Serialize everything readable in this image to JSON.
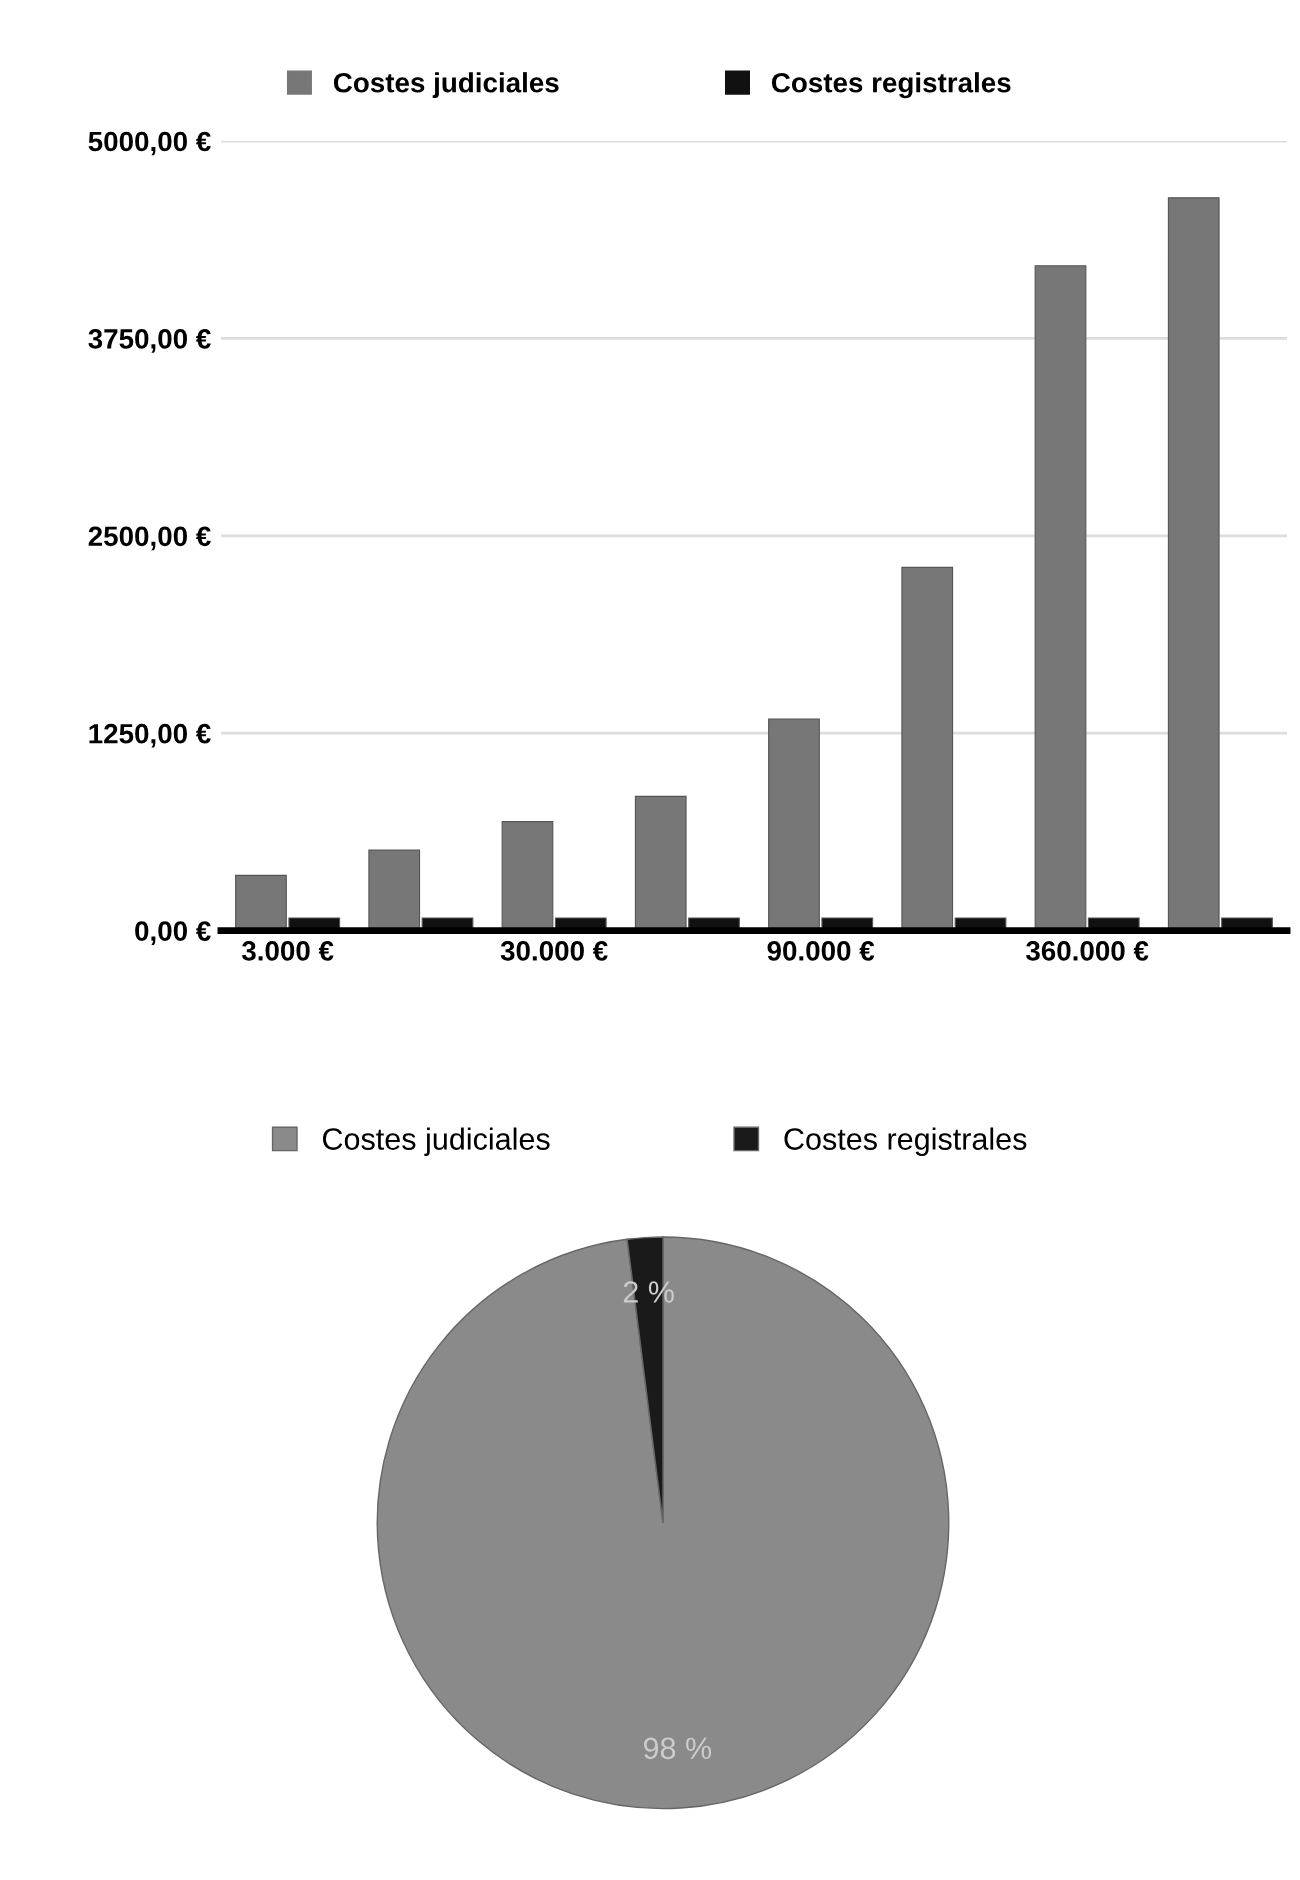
{
  "chart_data": [
    {
      "type": "bar",
      "categories": [
        "3.000 €",
        null,
        "30.000 €",
        null,
        "90.000 €",
        null,
        "360.000 €",
        null
      ],
      "series": [
        {
          "name": "Costes judiciales",
          "color": "#777777",
          "values": [
            350,
            510,
            690,
            850,
            1340,
            2300,
            4210,
            4640
          ]
        },
        {
          "name": "Costes registrales",
          "color": "#111111",
          "values": [
            80,
            80,
            80,
            80,
            80,
            80,
            80,
            80
          ]
        }
      ],
      "ylim": [
        0,
        5000
      ],
      "yticks": [
        {
          "value": 0,
          "label": "0,00 €"
        },
        {
          "value": 1250,
          "label": "1250,00 €"
        },
        {
          "value": 2500,
          "label": "2500,00 €"
        },
        {
          "value": 3750,
          "label": "3750,00 €"
        },
        {
          "value": 5000,
          "label": "5000,00 €"
        }
      ],
      "grid": "y",
      "legend": "top"
    },
    {
      "type": "pie",
      "categories": [
        "Costes judiciales",
        "Costes registrales"
      ],
      "values": [
        98,
        2
      ],
      "colors": [
        "#8a8a8a",
        "#1a1a1a"
      ],
      "value_labels": [
        "98 %",
        "2 %"
      ],
      "legend": "top"
    }
  ]
}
+ + + +
Instructions to follow: Reproduce the material word for word. Any pictures should be left out of the copy.

Task solution:
Serialize everything readable in this image to JSON.
{
  "chart_data": [
    {
      "type": "bar",
      "categories": [
        "3.000 €",
        null,
        "30.000 €",
        null,
        "90.000 €",
        null,
        "360.000 €",
        null
      ],
      "series": [
        {
          "name": "Costes judiciales",
          "color": "#777777",
          "values": [
            350,
            510,
            690,
            850,
            1340,
            2300,
            4210,
            4640
          ]
        },
        {
          "name": "Costes registrales",
          "color": "#111111",
          "values": [
            80,
            80,
            80,
            80,
            80,
            80,
            80,
            80
          ]
        }
      ],
      "ylim": [
        0,
        5000
      ],
      "yticks": [
        {
          "value": 0,
          "label": "0,00 €"
        },
        {
          "value": 1250,
          "label": "1250,00 €"
        },
        {
          "value": 2500,
          "label": "2500,00 €"
        },
        {
          "value": 3750,
          "label": "3750,00 €"
        },
        {
          "value": 5000,
          "label": "5000,00 €"
        }
      ],
      "grid": "y",
      "legend": "top"
    },
    {
      "type": "pie",
      "categories": [
        "Costes judiciales",
        "Costes registrales"
      ],
      "values": [
        98,
        2
      ],
      "colors": [
        "#8a8a8a",
        "#1a1a1a"
      ],
      "value_labels": [
        "98 %",
        "2 %"
      ],
      "legend": "top"
    }
  ]
}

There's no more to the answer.